──────── Input rows

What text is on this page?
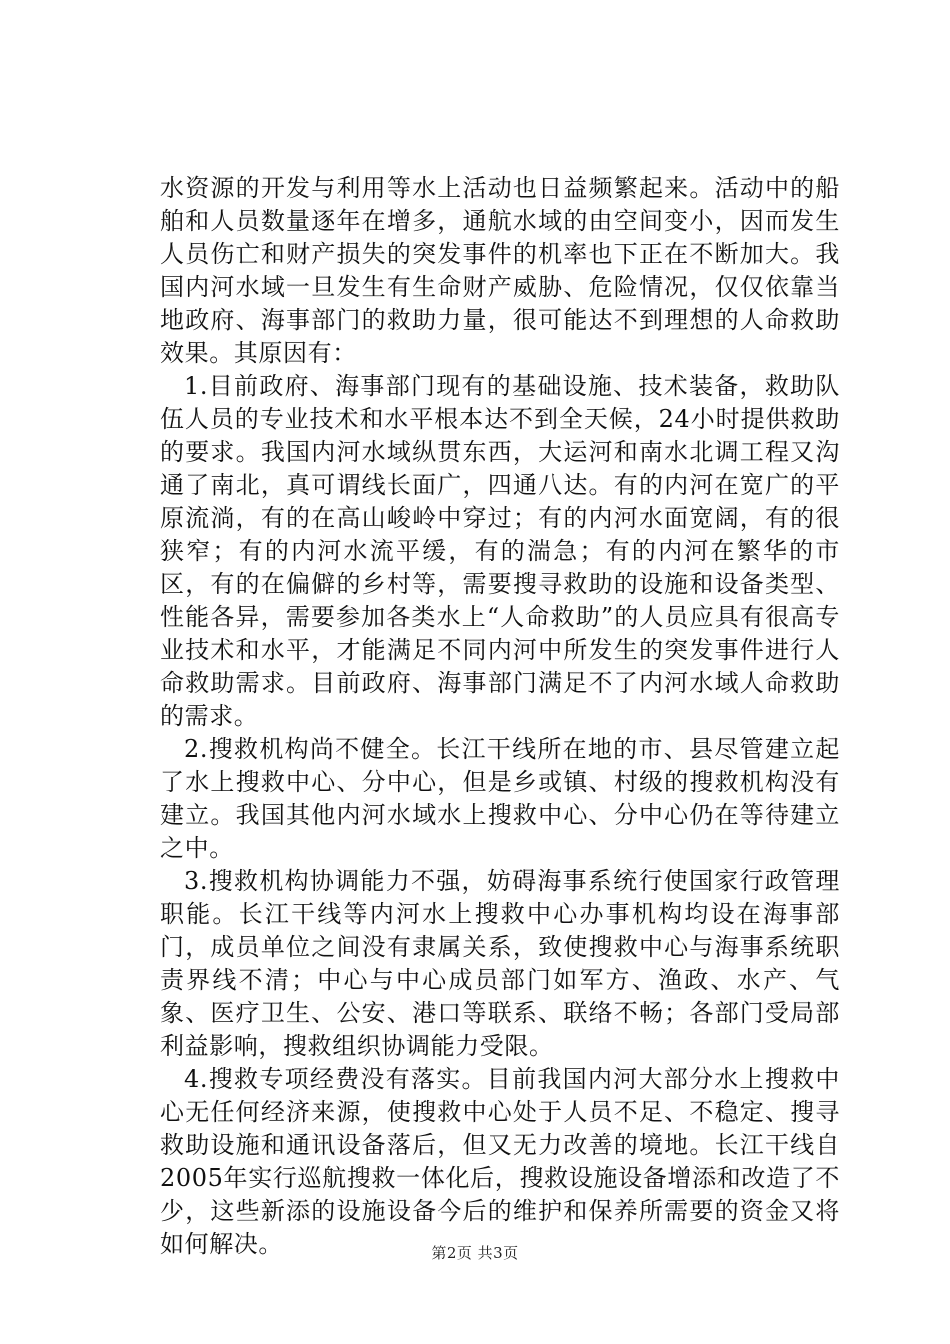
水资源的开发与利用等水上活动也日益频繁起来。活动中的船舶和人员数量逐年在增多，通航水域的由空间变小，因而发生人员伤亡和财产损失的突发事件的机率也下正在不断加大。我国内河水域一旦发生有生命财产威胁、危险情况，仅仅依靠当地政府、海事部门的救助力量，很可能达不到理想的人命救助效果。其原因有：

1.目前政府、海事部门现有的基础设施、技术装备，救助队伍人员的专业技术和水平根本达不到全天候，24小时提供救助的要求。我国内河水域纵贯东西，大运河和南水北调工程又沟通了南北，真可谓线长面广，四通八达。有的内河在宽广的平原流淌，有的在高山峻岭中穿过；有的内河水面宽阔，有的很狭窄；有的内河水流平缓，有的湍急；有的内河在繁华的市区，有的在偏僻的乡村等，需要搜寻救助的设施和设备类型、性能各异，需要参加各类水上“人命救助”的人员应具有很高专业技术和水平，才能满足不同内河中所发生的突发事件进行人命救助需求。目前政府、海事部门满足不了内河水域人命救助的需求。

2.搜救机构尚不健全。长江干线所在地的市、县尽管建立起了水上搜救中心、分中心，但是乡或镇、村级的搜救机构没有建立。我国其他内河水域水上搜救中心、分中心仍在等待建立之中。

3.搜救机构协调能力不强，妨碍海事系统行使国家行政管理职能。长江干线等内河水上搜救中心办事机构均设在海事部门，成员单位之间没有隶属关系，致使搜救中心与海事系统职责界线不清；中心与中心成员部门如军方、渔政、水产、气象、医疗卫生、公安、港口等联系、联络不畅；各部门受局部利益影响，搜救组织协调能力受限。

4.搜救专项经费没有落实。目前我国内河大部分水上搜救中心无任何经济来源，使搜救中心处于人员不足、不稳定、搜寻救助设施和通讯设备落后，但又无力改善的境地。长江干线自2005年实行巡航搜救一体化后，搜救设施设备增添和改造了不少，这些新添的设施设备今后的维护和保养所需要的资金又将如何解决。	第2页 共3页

────────────────

Written problem
Retype all entries exactly as they appear, dropping the images.

Result for this task
What text is on this page?
水资源的开发与利用等水上活动也日益频繁起来。活动中的船舶和人员数量逐年在增多，通航水域的由空间变小，因而发生人员伤亡和财产损失的突发事件的机率也下正在不断加大。我国内河水域一旦发生有生命财产威胁、危险情况，仅仅依靠当地政府、海事部门的救助力量，很可能达不到理想的人命救助效果。其原因有：

1.目前政府、海事部门现有的基础设施、技术装备，救助队伍人员的专业技术和水平根本达不到全天候，24小时提供救助的要求。我国内河水域纵贯东西，大运河和南水北调工程又沟通了南北，真可谓线长面广，四通八达。有的内河在宽广的平原流淌，有的在高山峻岭中穿过；有的内河水面宽阔，有的很狭窄；有的内河水流平缓，有的湍急；有的内河在繁华的市区，有的在偏僻的乡村等，需要搜寻救助的设施和设备类型、性能各异，需要参加各类水上“人命救助”的人员应具有很高专业技术和水平，才能满足不同内河中所发生的突发事件进行人命救助需求。目前政府、海事部门满足不了内河水域人命救助的需求。

2.搜救机构尚不健全。长江干线所在地的市、县尽管建立起了水上搜救中心、分中心，但是乡或镇、村级的搜救机构没有建立。我国其他内河水域水上搜救中心、分中心仍在等待建立之中。

3.搜救机构协调能力不强，妨碍海事系统行使国家行政管理职能。长江干线等内河水上搜救中心办事机构均设在海事部门，成员单位之间没有隶属关系，致使搜救中心与海事系统职责界线不清；中心与中心成员部门如军方、渔政、水产、气象、医疗卫生、公安、港口等联系、联络不畅；各部门受局部利益影响，搜救组织协调能力受限。

4.搜救专项经费没有落实。目前我国内河大部分水上搜救中心无任何经济来源，使搜救中心处于人员不足、不稳定、搜寻救助设施和通讯设备落后，但又无力改善的境地。长江干线自2005年实行巡航搜救一体化后，搜救设施设备增添和改造了不少，这些新添的设施设备今后的维护和保养所需要的资金又将如何解决。	第2页 共3页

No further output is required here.